→ EXERCISE DIRECTIONS
Write out the data below exactly as given, without any of its pictures.

Chart and figure data:
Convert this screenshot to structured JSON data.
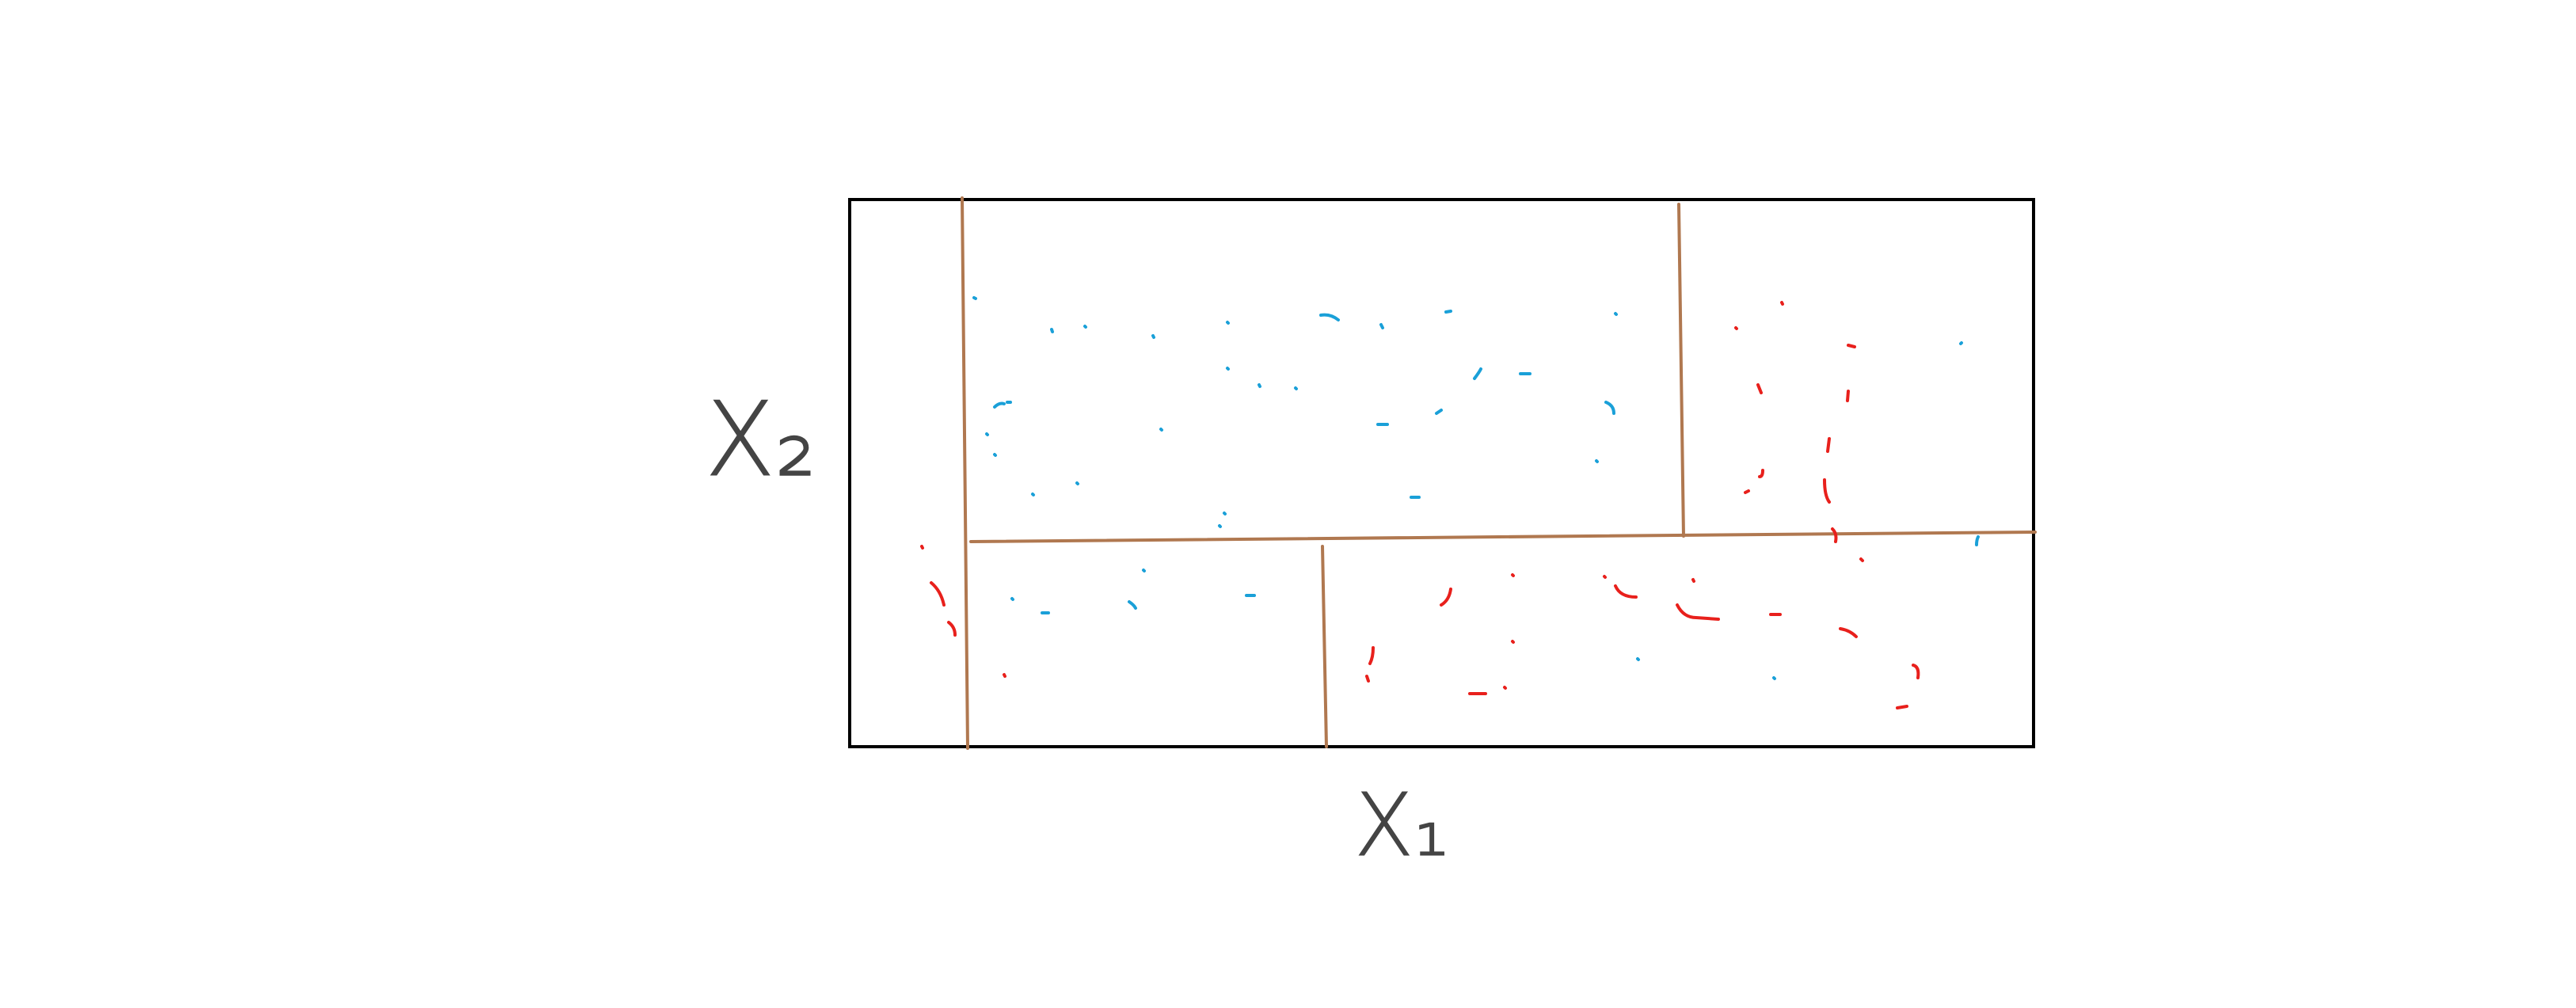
{
  "axes": {
    "x_label": "X₁",
    "y_label": "X₂"
  },
  "colors": {
    "frame": "#000000",
    "split": "#b07850",
    "class_a": "#1aa0d8",
    "class_b": "#e8201c",
    "axis_label": "#444444"
  },
  "regions": [
    {
      "name": "left-strip",
      "class": "class_b"
    },
    {
      "name": "upper-middle",
      "class": "class_a"
    },
    {
      "name": "upper-right",
      "class": "class_b"
    },
    {
      "name": "lower-left",
      "class": "class_a"
    },
    {
      "name": "lower-right",
      "class": "class_b"
    }
  ]
}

→ RESULT OF THE EXERCISE
Convert this screenshot to structured JSON data.
{
  "axes": {
    "x_label": "X₁",
    "y_label": "X₂"
  },
  "colors": {
    "frame": "#000000",
    "split": "#b07850",
    "class_a": "#1aa0d8",
    "class_b": "#e8201c",
    "axis_label": "#444444"
  },
  "regions": [
    {
      "name": "left-strip",
      "class": "class_b"
    },
    {
      "name": "upper-middle",
      "class": "class_a"
    },
    {
      "name": "upper-right",
      "class": "class_b"
    },
    {
      "name": "lower-left",
      "class": "class_a"
    },
    {
      "name": "lower-right",
      "class": "class_b"
    }
  ]
}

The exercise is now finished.